— Aim —
Please transcribe the listing below in full and word for word, without its pictures.

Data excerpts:
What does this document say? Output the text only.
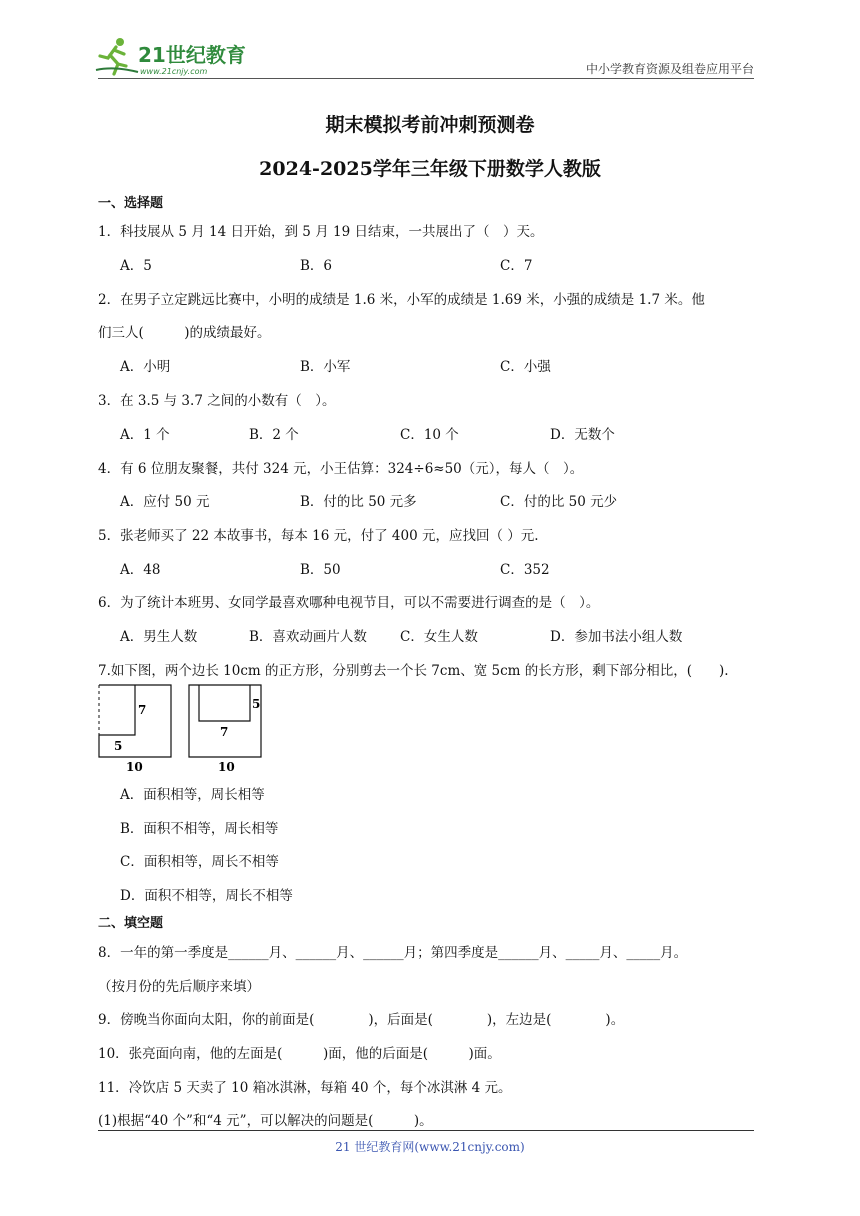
21世纪教育
www.21cnjy.com	中小学教育资源及组卷应用平台
期末模拟考前冲刺预测卷
2024-2025学年三年级下册数学人教版
一、选择题
1．科技展从 5 月 14 日开始，到 5 月 19 日结束，一共展出了（　）天。
A．5	B．6	C．7
2．在男子立定跳远比赛中，小明的成绩是 1.6 米，小军的成绩是 1.69 米，小强的成绩是 1.7 米。他
们三人(　　　)的成绩最好。
A．小明	B．小军	C．小强
3．在 3.5 与 3.7 之间的小数有（　）。
A．1 个	B．2 个	C．10 个	D．无数个
4．有 6 位朋友聚餐，共付 324 元，小王估算：324÷6≈50（元），每人（　）。
A．应付 50 元	B．付的比 50 元多	C．付的比 50 元少
5．张老师买了 22 本故事书，每本 16 元，付了 400 元，应找回（ ）元.
A．48	B．50	C．352
6．为了统计本班男、女同学最喜欢哪种电视节目，可以不需要进行调查的是（　）。
A．男生人数	B．喜欢动画片人数 C．女生人数	D．参加书法小组人数
7.如下图，两个边长 10cm 的正方形，分别剪去一个长 7cm、宽 5cm 的长方形，剩下部分相比，(　　).
7
5
10
5
7
10
A．面积相等，周长相等
B．面积不相等，周长相等
C．面积相等，周长不相等
D．面积不相等，周长不相等
二、填空题
8．一年的第一季度是______月、______月、______月；第四季度是______月、_____月、_____月。
（按月份的先后顺序来填）
9．傍晚当你面向太阳，你的前面是(　　　　)，后面是(　　　　)，左边是(　　　　)。
10．张亮面向南，他的左面是(　　　)面，他的后面是(　　　)面。
11．冷饮店 5 天卖了 10 箱冰淇淋，每箱 40 个，每个冰淇淋 4 元。
(1)根据“40 个”和“4 元”，可以解决的问题是(　　　)。
21 世纪教育网(www.21cnjy.com)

— Answer —
What does this document say? Output the text only.
21世纪教育
www.21cnjy.com	中小学教育资源及组卷应用平台
期末模拟考前冲刺预测卷
2024-2025学年三年级下册数学人教版
一、选择题
1．科技展从 5 月 14 日开始，到 5 月 19 日结束，一共展出了（　）天。
A．5	B．6	C．7
2．在男子立定跳远比赛中，小明的成绩是 1.6 米，小军的成绩是 1.69 米，小强的成绩是 1.7 米。他
们三人(　　　)的成绩最好。
A．小明	B．小军	C．小强
3．在 3.5 与 3.7 之间的小数有（　）。
A．1 个	B．2 个	C．10 个	D．无数个
4．有 6 位朋友聚餐，共付 324 元，小王估算：324÷6≈50（元），每人（　）。
A．应付 50 元	B．付的比 50 元多	C．付的比 50 元少
5．张老师买了 22 本故事书，每本 16 元，付了 400 元，应找回（ ）元.
A．48	B．50	C．352
6．为了统计本班男、女同学最喜欢哪种电视节目，可以不需要进行调查的是（　）。
A．男生人数	B．喜欢动画片人数 C．女生人数	D．参加书法小组人数
7.如下图，两个边长 10cm 的正方形，分别剪去一个长 7cm、宽 5cm 的长方形，剩下部分相比，(　　).
7
5
10
5
7
10
A．面积相等，周长相等
B．面积不相等，周长相等
C．面积相等，周长不相等
D．面积不相等，周长不相等
二、填空题
8．一年的第一季度是______月、______月、______月；第四季度是______月、_____月、_____月。
（按月份的先后顺序来填）
9．傍晚当你面向太阳，你的前面是(　　　　)，后面是(　　　　)，左边是(　　　　)。
10．张亮面向南，他的左面是(　　　)面，他的后面是(　　　)面。
11．冷饮店 5 天卖了 10 箱冰淇淋，每箱 40 个，每个冰淇淋 4 元。
(1)根据“40 个”和“4 元”，可以解决的问题是(　　　)。
21 世纪教育网(www.21cnjy.com)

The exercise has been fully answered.